Arbeitsauftrag - Kannst du den Text zur Dreyfus-Affäre im Anschluss an den Satz „Zola wird verurteilt, er kann nach England fliehen.“ mit einigen Sätzen fortsetzen?

Auszug -

Oberst Marie-Georges Picquart (1854-1914) entstammte einer streng katholisch orientierten Familie aus Strasbourg. Er selbst hat schon als junger Erwachsener die Bindung an die Kirche aufgegeben. Als Oberst sagt er – im Film von Roman Polansky- zu dem bedrängten Hauptmann Dreyfus sinngemäß: „Ich bin zwar kein Freund der Juden. Aber ich will, dass man sie gerecht behandelt“. Eine zwiespältige Haltung gewiss, aber immerhin konnte er in dieser Einstellung die große Intrige aufdecken. Und Dreyfus -spät zwar – aber „immerhin“ retten und rehabilitieren.
Aber Respekt und Anerkennung sind die menschlichen Haltungen, die den Antisemitismus einschränken und hoffentlich überwinden.
Auch die große Bedeutung, die der Schriftsteller Emile Zola für die Rehabilitieung von Dreyfus spielt, angesprochen, vielleich zu kurz. „J´ accuse“ ist der Titel seines leidenschaftlichen Protestes gegen das Urteil in der Tageszeitung „L Aurore“ (am 13. Januar 1898). Zola wird verurteilt, er kann nach England fliehen.

Einträge aus einem Datensatz -
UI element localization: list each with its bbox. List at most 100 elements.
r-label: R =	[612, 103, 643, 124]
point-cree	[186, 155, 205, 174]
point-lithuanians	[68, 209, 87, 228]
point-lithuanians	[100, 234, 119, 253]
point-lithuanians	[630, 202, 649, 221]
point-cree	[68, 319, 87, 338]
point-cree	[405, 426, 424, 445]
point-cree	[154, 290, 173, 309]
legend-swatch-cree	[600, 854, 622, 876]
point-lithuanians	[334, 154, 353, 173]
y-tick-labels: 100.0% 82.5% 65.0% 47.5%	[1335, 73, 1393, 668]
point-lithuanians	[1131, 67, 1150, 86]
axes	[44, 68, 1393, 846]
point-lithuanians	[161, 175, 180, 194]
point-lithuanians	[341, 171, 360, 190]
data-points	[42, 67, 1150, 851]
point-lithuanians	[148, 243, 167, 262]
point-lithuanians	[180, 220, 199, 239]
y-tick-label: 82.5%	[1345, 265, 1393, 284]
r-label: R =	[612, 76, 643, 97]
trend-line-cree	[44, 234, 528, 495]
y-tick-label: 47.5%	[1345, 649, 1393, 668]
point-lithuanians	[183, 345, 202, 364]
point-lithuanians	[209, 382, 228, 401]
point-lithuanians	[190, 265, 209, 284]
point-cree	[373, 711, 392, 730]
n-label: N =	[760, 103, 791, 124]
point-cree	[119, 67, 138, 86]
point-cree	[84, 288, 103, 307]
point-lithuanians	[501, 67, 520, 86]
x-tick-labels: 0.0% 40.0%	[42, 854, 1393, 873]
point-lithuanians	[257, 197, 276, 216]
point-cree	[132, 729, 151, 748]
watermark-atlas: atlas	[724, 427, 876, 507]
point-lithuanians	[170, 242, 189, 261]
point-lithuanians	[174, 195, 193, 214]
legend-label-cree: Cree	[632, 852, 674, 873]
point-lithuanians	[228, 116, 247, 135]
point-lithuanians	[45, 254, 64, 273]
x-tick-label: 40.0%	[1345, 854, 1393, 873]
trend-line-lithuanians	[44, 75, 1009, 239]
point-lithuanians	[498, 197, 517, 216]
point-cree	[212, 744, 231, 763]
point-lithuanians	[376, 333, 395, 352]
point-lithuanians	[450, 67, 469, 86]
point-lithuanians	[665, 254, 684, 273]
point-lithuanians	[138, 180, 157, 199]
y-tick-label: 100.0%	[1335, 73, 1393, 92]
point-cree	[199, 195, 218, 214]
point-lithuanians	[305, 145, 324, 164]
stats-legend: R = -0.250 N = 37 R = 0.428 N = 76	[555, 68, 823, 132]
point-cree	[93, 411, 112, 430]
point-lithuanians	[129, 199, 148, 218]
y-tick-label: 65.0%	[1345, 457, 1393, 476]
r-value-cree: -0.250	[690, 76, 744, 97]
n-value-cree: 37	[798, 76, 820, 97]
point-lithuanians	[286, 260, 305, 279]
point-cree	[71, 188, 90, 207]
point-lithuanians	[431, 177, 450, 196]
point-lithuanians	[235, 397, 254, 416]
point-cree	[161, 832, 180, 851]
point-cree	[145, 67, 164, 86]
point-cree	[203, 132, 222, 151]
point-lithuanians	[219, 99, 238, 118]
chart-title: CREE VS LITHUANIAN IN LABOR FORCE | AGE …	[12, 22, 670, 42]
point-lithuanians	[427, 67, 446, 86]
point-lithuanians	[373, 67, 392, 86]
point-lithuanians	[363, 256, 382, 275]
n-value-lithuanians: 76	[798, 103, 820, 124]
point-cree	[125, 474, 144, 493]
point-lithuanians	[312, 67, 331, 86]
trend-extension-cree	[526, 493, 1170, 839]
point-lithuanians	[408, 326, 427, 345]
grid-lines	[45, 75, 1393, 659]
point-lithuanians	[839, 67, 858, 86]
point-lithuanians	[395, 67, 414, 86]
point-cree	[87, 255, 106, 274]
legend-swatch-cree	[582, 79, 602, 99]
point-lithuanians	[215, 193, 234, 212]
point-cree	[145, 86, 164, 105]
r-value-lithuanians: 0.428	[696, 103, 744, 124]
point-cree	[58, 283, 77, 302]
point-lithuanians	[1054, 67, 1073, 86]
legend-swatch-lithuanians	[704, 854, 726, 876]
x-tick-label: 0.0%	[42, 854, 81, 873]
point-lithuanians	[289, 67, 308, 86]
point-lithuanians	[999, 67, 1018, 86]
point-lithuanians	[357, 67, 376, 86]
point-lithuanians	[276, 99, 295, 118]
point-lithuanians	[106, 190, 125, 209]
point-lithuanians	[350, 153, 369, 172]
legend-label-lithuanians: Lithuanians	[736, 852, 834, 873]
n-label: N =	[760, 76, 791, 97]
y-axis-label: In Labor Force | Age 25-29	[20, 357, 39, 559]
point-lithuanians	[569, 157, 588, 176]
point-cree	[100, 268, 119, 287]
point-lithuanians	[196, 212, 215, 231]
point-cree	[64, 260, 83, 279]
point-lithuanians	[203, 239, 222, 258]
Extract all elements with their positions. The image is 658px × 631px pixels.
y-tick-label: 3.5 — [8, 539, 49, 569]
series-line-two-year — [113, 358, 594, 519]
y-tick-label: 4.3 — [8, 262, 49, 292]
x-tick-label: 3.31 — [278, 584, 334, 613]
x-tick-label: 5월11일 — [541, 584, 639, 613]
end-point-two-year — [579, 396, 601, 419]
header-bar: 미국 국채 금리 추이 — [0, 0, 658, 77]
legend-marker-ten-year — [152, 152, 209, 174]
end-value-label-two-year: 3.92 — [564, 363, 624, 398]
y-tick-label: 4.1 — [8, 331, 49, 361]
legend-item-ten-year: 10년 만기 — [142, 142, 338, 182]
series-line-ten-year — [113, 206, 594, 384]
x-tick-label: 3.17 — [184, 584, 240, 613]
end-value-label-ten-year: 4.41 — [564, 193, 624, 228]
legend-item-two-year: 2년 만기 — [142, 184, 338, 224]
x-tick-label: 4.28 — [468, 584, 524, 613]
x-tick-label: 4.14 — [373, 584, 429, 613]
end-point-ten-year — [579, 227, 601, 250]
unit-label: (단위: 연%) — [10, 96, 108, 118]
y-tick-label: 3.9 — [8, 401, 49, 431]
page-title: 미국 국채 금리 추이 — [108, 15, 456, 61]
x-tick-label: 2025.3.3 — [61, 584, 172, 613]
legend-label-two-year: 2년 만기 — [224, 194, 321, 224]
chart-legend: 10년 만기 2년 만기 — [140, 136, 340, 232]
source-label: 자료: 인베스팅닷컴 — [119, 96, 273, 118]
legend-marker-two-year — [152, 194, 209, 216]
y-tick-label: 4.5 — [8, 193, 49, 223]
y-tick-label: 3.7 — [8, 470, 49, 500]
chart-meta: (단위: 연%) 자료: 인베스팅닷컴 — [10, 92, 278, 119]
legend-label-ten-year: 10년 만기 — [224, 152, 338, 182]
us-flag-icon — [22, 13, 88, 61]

Schriftliche Antwort -
Erst am 12. Juli 1906 wird Alfred Dreyfus offiziell rehabilitiert, er wird zum „Ritter der Ehrenlegion“ ernannt und als Major wieder in das Heer aufgenommen. Und Picquart wird 1906 von Ministerpräsident Clemenceau zum Kriegsminister ernannt…

7. PS.: Die katholische Tageszeitung „La Croix“ lobt ausdrücklich den Film von Roman Polanski „J accuse“ („Intrige“) in ihrer Ausgabe vom 12.11.2019. Die Zeitung La Croix hat heute eine Auflage von 95.000 Exemplaren. Die Tageszeitung Libération: 92.000, die Tageszeitung Le Monde 316.000.